▶ **Exercise details**:
Answer with a number only: how many lines of the data contain "ffffff"?

▶ **The data**:
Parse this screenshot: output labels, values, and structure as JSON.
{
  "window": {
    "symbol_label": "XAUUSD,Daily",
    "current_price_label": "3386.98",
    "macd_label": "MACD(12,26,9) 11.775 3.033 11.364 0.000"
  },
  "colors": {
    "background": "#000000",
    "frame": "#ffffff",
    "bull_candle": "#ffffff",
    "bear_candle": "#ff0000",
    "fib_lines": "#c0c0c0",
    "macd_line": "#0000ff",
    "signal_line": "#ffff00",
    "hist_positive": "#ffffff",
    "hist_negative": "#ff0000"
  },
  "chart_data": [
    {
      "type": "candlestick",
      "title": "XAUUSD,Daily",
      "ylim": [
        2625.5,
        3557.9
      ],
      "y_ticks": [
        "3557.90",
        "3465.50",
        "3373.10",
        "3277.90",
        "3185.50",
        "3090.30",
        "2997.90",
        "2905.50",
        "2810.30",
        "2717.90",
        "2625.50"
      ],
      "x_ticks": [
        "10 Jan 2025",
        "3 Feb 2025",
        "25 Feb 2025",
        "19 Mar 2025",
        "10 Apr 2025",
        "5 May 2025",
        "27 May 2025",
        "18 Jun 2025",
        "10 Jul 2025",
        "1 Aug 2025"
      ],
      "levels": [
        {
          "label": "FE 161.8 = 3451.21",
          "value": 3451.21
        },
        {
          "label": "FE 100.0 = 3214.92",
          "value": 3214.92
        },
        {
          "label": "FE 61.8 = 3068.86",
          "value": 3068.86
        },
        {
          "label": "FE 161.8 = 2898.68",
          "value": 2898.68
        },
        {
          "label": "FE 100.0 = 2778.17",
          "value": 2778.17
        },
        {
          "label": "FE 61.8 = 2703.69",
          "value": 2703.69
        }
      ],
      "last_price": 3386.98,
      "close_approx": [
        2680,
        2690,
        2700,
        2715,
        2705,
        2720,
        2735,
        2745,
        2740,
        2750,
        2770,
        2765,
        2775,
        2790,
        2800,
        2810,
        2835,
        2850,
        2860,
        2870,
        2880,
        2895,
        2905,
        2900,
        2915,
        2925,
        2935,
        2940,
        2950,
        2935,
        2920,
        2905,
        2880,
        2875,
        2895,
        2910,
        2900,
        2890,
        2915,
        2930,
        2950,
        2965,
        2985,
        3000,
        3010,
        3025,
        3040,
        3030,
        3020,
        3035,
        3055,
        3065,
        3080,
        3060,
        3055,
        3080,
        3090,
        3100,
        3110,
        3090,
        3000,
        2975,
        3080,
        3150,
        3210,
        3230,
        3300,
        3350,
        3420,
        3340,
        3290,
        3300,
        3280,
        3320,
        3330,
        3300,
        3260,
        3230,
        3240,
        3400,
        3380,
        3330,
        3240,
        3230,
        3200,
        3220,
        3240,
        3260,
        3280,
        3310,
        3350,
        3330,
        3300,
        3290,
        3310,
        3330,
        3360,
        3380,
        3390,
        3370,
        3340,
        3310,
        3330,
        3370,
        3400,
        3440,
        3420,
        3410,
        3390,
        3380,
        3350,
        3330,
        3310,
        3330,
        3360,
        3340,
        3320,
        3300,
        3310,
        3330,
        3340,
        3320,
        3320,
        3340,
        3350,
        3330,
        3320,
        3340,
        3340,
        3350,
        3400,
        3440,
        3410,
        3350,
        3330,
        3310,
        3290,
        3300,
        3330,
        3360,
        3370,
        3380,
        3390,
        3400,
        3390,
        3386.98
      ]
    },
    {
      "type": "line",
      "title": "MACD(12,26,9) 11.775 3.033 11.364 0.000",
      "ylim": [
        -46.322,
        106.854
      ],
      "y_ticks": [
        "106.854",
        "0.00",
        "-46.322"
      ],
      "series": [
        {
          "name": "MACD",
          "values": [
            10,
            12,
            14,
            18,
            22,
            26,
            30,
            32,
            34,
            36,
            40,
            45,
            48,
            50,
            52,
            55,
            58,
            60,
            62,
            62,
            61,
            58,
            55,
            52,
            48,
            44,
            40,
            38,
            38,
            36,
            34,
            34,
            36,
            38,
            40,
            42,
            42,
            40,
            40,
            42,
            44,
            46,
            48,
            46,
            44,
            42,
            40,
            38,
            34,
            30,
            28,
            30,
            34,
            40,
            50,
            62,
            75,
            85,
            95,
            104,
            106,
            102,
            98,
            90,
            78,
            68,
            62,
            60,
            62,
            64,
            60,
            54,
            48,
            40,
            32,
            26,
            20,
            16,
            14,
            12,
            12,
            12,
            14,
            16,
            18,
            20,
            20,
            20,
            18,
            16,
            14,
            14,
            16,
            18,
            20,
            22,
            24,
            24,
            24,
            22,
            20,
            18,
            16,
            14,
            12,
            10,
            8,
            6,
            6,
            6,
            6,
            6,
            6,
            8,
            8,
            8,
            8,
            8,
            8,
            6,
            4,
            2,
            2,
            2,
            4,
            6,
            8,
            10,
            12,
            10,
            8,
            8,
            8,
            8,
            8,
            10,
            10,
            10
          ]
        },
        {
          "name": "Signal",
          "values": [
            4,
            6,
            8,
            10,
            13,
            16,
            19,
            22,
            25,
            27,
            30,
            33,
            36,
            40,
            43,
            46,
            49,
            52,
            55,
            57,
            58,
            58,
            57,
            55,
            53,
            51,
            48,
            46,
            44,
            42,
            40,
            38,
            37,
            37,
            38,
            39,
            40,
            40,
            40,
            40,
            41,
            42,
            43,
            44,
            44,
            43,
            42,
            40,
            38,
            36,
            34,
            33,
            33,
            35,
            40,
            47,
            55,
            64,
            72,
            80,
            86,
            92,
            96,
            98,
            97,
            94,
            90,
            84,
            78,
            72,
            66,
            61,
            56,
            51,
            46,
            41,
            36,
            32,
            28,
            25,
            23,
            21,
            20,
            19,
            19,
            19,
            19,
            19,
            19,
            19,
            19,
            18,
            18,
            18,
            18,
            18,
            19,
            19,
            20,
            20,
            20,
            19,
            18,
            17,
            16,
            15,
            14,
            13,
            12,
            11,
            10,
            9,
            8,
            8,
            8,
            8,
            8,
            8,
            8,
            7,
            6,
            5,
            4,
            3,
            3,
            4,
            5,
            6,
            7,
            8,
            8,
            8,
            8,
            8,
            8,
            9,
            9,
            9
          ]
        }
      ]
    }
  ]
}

▶ **Worked solution**:
3